» **Goal**
From the listing below, extract each line containing the string "gives".

» **Material for the task**
• • • •

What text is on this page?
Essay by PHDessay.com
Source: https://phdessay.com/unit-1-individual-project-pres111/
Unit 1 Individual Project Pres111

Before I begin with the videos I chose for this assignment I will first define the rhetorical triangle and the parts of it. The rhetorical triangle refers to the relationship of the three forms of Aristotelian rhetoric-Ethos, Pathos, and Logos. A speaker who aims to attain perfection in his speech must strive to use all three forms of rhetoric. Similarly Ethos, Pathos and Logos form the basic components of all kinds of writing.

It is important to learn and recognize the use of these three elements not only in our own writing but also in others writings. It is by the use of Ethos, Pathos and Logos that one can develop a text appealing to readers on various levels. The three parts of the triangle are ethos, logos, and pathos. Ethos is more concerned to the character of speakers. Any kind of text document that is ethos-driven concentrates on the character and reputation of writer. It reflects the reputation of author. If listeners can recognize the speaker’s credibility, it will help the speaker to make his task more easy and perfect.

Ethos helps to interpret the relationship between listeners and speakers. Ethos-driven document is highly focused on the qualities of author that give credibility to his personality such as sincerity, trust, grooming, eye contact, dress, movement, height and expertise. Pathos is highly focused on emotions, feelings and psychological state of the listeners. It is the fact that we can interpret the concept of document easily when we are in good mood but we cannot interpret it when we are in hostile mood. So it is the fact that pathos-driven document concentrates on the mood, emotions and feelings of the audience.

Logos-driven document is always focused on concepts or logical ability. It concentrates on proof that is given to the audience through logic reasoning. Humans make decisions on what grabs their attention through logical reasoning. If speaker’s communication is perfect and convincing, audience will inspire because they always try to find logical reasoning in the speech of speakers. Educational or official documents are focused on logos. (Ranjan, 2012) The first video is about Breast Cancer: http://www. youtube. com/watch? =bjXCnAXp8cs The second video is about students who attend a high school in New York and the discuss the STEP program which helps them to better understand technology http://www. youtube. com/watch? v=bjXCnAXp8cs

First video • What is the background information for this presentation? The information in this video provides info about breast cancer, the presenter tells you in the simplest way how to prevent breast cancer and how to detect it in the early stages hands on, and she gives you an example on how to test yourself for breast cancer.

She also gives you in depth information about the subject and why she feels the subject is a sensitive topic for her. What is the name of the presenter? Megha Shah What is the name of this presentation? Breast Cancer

• • • •

» **Task solution**
First video • What is the background information for this presentation? The information in this video provides info about breast cancer, the presenter tells you in the simplest way how to prevent breast cancer and how to detect it in the early stages hands on, and she gives you an example on how to test yourself for breast cancer.
She also gives you in depth information about the subject and why she feels the subject is a sensitive topic for her. What is the name of the presenter? Megha Shah What is the name of this presentation? Breast Cancer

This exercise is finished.